= What you have to do =
Your answer should be one number: how many lines of the records hold the string "chaud".

+ + +

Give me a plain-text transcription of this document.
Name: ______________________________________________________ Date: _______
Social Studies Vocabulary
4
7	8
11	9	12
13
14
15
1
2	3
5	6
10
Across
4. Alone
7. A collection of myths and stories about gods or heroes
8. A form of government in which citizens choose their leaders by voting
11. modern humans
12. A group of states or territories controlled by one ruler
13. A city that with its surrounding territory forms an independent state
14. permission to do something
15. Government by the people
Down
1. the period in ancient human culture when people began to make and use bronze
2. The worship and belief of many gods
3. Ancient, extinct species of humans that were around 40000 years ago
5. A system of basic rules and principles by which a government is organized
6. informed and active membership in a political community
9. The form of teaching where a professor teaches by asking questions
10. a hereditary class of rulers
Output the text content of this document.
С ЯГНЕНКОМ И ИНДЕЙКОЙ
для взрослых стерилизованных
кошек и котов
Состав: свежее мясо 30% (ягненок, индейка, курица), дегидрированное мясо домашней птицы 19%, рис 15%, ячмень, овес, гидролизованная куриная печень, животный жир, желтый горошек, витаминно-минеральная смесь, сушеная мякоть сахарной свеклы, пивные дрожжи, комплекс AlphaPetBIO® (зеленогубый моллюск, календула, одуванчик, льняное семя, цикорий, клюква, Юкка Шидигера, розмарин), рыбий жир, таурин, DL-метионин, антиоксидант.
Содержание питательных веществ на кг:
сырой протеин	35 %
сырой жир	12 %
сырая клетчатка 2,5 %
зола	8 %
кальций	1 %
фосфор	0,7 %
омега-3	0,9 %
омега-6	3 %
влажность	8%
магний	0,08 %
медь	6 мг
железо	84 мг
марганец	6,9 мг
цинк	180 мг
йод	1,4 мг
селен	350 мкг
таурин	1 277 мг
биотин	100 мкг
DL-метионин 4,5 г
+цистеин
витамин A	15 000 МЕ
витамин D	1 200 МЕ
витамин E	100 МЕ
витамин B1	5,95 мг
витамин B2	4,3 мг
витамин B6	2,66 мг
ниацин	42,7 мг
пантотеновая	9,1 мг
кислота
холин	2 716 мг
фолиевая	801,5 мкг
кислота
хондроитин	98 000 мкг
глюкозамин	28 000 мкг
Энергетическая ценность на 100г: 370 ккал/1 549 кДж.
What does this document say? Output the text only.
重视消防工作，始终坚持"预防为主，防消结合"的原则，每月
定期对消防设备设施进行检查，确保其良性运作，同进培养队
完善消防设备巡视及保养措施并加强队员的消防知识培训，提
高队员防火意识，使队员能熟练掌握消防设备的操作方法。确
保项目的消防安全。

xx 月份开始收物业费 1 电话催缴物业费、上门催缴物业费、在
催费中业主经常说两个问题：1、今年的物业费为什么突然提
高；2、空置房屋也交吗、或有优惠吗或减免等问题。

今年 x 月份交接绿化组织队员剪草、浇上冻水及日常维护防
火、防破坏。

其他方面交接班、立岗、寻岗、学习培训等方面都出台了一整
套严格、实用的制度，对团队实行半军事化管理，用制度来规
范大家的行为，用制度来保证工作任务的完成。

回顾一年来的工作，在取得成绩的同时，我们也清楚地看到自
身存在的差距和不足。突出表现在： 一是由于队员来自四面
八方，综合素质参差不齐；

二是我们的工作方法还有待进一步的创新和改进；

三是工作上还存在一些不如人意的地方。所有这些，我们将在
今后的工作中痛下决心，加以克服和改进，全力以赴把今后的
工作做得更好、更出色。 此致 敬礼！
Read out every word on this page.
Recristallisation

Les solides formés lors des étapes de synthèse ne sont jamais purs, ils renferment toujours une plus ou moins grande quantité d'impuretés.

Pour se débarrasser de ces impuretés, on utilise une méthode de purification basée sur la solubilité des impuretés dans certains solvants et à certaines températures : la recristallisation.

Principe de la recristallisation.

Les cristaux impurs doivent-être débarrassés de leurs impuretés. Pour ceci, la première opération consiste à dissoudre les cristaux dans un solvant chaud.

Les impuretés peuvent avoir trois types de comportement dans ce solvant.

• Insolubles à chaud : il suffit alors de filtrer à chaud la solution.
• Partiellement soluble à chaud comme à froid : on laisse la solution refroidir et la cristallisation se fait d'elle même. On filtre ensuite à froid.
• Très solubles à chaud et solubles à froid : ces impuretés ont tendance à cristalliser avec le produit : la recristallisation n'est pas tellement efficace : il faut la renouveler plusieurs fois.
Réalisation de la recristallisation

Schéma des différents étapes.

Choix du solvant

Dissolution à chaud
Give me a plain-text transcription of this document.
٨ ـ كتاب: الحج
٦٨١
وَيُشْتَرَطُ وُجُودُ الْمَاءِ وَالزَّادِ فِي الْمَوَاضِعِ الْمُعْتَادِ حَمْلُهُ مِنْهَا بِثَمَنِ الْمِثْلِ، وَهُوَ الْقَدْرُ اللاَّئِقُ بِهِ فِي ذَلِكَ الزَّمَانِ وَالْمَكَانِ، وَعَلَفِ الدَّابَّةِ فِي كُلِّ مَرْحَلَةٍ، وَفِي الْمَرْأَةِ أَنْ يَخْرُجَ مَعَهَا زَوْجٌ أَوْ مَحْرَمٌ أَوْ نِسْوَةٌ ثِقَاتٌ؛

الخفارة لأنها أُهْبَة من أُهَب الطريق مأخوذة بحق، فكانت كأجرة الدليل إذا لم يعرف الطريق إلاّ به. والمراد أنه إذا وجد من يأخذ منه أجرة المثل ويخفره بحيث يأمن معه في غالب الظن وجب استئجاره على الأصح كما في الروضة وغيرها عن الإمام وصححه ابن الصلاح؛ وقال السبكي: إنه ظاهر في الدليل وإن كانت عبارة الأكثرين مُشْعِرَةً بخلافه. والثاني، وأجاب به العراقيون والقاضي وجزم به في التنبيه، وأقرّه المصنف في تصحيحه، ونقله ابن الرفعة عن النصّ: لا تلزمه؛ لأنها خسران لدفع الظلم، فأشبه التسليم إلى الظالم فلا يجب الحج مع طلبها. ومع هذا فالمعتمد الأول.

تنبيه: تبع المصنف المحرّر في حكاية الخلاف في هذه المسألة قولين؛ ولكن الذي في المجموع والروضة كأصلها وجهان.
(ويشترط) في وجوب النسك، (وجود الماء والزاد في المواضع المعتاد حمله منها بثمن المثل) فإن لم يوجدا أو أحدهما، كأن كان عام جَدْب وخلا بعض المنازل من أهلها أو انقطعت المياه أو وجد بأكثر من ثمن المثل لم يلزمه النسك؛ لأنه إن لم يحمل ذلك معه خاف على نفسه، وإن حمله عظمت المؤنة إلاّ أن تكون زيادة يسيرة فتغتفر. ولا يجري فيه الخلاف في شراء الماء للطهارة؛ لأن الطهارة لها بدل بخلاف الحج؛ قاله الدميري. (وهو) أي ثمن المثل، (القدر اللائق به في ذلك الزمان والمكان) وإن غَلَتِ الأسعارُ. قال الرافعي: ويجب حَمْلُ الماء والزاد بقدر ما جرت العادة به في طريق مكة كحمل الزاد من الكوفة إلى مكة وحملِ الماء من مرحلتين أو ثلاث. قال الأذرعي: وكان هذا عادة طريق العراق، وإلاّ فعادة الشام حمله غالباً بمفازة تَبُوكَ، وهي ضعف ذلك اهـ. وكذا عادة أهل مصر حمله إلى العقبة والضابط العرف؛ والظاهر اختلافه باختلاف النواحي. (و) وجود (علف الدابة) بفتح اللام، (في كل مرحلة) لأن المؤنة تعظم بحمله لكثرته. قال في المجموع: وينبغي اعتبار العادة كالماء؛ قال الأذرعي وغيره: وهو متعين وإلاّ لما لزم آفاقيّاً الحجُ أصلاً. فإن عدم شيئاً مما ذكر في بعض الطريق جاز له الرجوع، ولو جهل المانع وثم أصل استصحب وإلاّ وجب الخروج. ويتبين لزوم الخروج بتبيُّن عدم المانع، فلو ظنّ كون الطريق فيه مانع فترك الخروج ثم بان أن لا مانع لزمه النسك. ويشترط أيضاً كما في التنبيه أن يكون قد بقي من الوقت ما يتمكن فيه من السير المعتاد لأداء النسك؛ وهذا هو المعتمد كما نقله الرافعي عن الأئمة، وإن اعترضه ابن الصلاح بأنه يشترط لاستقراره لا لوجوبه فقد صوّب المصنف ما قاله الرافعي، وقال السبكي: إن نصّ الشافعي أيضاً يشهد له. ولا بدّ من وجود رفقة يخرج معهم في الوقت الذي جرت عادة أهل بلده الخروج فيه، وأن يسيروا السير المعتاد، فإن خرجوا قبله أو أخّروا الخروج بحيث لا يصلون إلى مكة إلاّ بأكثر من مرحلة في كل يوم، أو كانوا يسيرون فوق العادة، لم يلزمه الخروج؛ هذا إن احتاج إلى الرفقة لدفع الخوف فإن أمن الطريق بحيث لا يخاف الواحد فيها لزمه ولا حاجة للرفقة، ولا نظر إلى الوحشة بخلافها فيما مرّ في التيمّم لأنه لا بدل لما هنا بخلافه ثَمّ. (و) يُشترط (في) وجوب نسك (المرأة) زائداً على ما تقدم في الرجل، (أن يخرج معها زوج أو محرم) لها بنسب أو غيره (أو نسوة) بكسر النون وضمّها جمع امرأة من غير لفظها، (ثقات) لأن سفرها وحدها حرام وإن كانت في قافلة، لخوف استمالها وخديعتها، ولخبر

+ + +

= Full output =
5